Given request: Where a line contains the word "Consultation", copy that line in full.

━━━ Records ━━━

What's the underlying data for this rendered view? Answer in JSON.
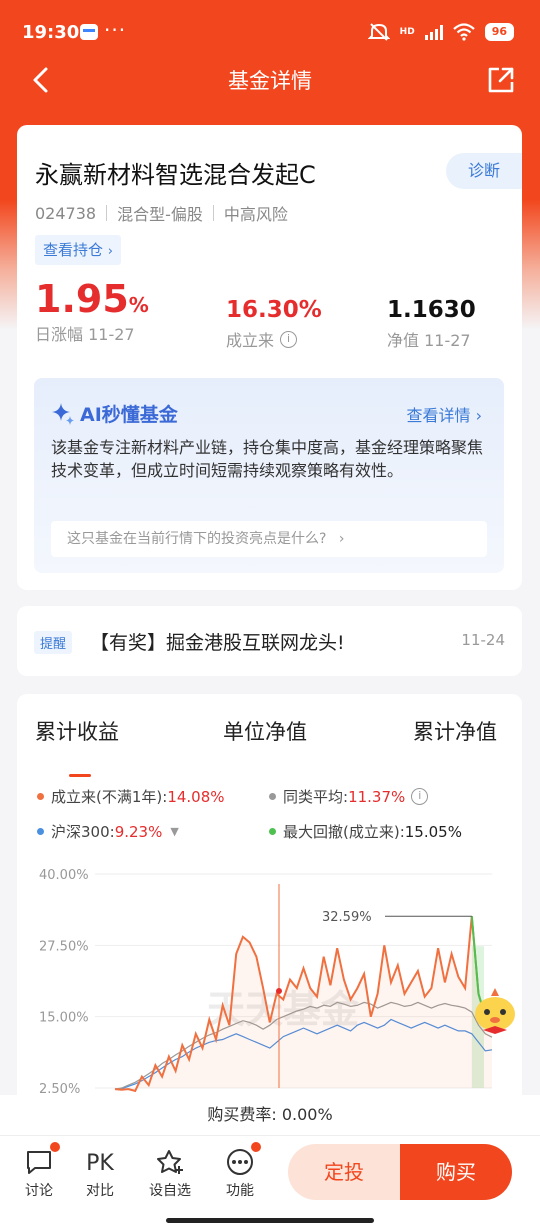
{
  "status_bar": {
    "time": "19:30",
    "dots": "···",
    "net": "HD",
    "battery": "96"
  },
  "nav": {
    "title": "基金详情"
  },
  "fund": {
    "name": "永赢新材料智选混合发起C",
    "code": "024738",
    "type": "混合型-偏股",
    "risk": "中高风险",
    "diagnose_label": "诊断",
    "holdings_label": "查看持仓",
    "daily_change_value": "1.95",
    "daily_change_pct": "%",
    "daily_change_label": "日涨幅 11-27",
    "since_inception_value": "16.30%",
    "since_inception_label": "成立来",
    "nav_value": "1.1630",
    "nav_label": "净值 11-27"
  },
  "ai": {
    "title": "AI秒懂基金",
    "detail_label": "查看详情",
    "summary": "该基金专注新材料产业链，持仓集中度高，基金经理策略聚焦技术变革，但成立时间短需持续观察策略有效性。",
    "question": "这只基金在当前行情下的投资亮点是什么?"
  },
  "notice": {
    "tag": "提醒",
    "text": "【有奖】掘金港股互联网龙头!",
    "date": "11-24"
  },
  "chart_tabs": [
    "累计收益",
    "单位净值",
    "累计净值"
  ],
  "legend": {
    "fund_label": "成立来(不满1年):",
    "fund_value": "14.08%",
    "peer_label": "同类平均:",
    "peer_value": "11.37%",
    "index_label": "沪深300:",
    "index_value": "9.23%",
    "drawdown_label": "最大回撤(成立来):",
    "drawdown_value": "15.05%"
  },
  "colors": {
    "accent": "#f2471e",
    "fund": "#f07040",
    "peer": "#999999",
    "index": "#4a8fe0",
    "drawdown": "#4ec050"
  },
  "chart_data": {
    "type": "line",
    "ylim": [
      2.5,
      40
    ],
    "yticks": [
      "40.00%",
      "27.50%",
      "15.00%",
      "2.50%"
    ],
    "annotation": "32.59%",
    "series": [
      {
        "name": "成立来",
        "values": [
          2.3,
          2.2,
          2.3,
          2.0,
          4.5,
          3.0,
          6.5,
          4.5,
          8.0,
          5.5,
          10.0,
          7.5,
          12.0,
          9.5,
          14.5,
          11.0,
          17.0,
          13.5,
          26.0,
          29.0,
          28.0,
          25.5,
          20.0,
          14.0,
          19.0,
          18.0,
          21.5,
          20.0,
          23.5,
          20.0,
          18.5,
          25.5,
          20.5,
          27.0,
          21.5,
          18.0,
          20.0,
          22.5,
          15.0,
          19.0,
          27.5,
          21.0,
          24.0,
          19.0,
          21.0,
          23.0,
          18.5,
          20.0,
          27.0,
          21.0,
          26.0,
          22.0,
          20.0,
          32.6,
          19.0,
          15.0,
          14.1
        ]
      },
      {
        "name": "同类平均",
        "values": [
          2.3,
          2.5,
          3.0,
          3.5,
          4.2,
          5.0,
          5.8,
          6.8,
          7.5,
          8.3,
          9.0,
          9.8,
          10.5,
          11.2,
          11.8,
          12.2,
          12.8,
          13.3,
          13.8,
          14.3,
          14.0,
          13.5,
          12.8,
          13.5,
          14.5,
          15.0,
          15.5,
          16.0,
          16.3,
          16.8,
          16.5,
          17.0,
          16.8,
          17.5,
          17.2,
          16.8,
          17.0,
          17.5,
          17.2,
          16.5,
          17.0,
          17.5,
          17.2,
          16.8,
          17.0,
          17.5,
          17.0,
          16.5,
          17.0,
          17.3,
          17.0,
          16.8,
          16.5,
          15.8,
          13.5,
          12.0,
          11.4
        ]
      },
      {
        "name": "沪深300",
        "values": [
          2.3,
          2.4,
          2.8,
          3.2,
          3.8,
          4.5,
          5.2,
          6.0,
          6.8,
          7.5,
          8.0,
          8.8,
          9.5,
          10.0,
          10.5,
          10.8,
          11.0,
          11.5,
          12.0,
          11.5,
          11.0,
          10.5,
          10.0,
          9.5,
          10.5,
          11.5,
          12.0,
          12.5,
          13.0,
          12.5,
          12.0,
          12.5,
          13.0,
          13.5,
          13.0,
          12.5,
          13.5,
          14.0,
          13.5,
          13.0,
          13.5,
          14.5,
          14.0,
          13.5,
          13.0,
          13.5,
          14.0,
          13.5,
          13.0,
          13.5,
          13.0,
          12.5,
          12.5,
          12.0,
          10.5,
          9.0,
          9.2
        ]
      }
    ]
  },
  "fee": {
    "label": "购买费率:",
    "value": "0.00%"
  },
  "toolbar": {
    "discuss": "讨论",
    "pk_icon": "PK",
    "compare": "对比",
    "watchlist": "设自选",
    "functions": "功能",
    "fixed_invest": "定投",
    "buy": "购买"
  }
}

━━━
━━━ Records ━━━

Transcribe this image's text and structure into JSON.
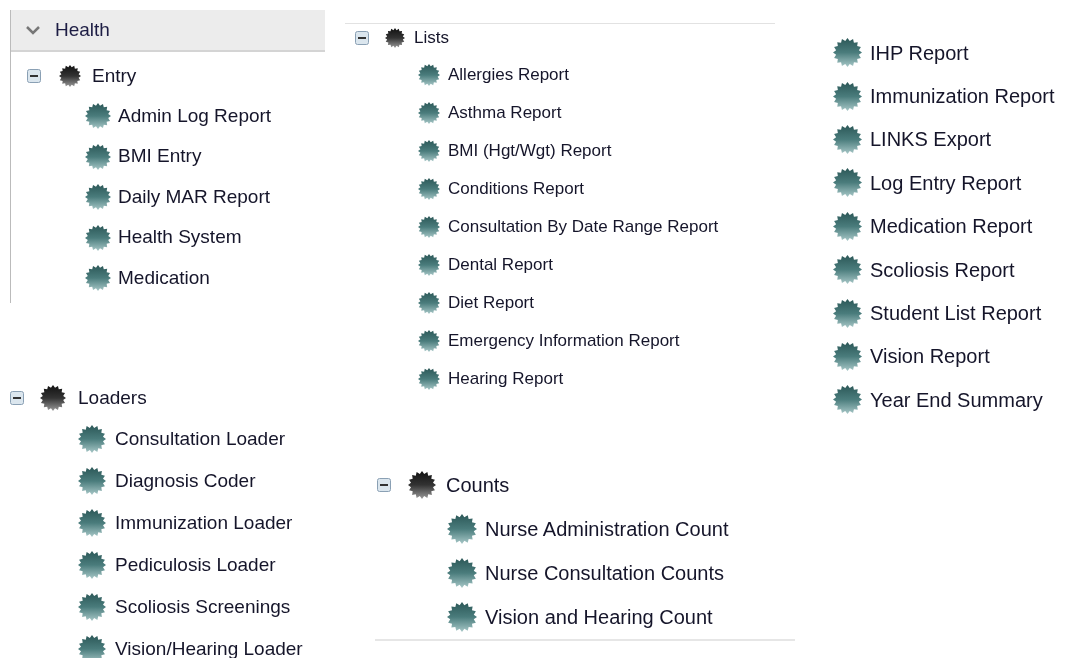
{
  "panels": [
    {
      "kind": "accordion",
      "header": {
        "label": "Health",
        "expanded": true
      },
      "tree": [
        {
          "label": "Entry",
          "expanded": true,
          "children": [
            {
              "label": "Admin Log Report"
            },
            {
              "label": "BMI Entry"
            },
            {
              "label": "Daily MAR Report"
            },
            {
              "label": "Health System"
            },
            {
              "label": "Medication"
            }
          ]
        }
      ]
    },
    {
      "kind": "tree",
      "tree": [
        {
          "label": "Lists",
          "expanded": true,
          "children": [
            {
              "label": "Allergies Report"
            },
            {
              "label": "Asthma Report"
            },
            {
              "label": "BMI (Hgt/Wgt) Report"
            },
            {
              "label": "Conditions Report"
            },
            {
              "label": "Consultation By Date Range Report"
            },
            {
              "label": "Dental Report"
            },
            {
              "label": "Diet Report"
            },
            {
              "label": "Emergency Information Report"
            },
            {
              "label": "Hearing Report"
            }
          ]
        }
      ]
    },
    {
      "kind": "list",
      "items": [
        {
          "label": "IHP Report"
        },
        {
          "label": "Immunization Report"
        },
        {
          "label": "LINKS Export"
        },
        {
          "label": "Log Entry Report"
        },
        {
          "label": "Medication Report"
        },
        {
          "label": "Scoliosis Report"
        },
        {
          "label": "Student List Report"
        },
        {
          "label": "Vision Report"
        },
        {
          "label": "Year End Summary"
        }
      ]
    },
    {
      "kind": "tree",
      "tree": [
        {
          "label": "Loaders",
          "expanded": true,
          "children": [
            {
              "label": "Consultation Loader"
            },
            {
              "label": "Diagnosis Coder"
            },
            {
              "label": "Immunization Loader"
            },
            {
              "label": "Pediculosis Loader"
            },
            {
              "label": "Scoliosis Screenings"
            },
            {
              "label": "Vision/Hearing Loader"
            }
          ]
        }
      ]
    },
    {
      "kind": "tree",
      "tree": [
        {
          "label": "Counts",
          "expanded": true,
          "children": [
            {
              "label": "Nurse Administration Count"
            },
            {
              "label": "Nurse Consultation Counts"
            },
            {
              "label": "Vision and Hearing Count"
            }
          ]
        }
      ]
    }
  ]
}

━━━

Correct output:
              "label": "Consultation By Date Range Report"
              "label": "Consultation Loader"
              "label": "Nurse Consultation Counts"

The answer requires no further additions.